**PASSAGE SHOWN**.
● ● ● ● ● ● ●
Wednesday, August 3, 2011

How the Navy’s Warship of the Future Ran Aground

How the Navy’s Warship of the Future Ran Aground: "


With an enormous splash and cheers from spectators, the 378-foot-long vessel Freedom slid sideways into the Menominee River in Wisconsin. It was Sept. 23, 2006, and the U.S. Navy had just launched its first brand-new warship class in nearly 20 years.


Freedom also represented a new strategy. Where previous warships had been tailored for open-ocean warfare using guns, missiles and torpedoes, Freedom — the first so-called Littoral Combat Ship, or LCS — was designed for a new kind of coastal combat. It was smaller, more maneuverable. And instead of relying on sheer firepower, it carried few of its own weapons. Instead, it would function as a mothership for super-sophisticated robots that would do most of the ship’s fighting.
● ● ● ● ● ● ●
[Bounding box prediction data]
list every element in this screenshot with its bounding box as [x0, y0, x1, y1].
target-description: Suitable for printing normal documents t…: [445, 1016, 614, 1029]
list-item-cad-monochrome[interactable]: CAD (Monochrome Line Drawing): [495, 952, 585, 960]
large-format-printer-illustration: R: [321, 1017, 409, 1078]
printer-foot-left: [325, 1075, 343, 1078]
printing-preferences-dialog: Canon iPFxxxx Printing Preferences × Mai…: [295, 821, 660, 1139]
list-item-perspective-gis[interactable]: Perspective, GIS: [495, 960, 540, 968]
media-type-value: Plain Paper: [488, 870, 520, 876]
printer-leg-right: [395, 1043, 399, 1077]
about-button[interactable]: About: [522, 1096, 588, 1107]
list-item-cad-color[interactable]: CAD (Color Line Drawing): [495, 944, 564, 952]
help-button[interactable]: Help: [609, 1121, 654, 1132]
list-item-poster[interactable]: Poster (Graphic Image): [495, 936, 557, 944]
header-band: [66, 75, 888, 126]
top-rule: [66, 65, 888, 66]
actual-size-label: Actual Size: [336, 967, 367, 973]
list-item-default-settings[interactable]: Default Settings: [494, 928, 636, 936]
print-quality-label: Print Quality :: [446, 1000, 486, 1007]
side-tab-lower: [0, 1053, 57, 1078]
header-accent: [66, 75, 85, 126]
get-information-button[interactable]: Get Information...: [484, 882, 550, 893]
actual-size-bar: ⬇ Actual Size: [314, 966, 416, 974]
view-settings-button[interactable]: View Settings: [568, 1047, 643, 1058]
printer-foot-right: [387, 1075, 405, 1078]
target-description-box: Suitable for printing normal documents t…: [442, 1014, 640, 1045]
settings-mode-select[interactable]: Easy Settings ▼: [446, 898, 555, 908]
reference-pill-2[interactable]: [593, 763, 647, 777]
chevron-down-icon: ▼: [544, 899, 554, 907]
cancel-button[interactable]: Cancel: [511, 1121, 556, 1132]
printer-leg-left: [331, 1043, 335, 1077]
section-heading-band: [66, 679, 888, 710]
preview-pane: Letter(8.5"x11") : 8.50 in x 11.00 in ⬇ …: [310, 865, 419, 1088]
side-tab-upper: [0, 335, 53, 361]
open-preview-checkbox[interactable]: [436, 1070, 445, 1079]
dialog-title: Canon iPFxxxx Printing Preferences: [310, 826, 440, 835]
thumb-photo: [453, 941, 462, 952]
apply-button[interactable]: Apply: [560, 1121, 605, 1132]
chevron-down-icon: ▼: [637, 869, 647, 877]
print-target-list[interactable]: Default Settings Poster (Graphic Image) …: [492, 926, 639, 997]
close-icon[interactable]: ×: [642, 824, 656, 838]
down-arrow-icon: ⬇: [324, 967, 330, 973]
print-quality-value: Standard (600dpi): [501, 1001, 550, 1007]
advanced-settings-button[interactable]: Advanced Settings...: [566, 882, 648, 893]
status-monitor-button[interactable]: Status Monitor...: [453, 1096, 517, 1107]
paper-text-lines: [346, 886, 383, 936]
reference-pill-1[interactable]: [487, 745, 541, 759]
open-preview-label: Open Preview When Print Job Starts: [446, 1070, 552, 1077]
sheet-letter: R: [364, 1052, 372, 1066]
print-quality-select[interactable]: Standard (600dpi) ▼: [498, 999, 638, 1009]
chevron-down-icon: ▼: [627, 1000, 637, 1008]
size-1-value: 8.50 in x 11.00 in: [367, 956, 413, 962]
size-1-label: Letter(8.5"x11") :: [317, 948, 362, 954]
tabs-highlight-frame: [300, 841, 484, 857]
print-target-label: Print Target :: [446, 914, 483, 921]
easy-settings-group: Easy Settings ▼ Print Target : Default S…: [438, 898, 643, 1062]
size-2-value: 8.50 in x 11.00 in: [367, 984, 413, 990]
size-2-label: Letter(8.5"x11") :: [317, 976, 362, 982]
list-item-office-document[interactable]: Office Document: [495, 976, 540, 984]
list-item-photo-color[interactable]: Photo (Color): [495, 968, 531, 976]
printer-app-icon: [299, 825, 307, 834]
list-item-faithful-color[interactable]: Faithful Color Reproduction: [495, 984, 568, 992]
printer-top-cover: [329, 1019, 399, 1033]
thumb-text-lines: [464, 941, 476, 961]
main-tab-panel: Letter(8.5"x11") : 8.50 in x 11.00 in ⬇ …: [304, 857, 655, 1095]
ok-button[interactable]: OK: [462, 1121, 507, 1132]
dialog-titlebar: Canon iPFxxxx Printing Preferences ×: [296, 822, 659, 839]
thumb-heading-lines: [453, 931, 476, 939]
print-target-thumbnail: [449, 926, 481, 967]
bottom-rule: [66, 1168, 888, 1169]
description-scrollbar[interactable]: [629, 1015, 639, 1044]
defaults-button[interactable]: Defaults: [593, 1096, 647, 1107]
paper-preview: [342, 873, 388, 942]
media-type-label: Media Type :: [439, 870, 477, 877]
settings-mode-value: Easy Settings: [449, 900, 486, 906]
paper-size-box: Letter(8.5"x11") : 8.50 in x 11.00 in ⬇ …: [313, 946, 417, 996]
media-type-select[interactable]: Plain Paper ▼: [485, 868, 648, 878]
● ● ● ● ● ● ●
Answer these questions from the passage about the warship Freedom:
1. Into which river did Freedom slide at its launch?
2. What does the abbreviation LCS stand for?
3. Instead of relying on sheer firepower, what would Freedom function as?
These lines come from a different source than the passage about the warship Freedom.

**RESPONSE AREA**.
1. The Menominee River in Wisconsin.
2. Littoral Combat Ship.
3. A mothership for super-sophisticated robots that would do most of the ship's fighting.